- Written instruction -
Only the number is wanted: how many lines contain "Deudon"?

++++ Stored rows ++++

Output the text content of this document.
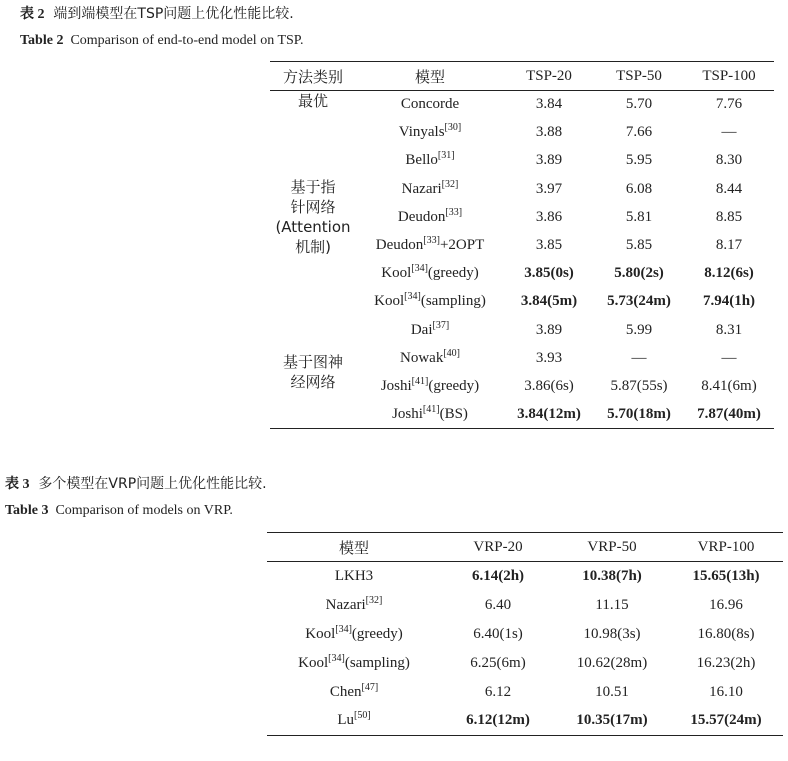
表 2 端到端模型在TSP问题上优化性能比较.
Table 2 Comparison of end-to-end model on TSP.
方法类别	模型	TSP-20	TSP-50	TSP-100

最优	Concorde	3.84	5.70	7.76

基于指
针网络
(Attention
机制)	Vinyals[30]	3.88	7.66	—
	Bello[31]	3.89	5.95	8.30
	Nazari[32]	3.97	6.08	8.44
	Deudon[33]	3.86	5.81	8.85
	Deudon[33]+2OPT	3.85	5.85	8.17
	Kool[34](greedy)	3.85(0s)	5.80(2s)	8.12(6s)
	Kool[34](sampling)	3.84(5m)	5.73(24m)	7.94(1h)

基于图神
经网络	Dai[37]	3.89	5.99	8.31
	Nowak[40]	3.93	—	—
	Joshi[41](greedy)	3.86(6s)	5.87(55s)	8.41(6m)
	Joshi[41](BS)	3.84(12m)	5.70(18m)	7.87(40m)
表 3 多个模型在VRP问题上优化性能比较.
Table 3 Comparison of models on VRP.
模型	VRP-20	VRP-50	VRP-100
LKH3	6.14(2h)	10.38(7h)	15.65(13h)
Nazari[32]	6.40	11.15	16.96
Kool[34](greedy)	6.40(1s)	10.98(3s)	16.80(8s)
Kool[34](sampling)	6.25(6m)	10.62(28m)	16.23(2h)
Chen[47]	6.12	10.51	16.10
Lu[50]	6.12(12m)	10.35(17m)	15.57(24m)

++++

- Answer to the exercise -
2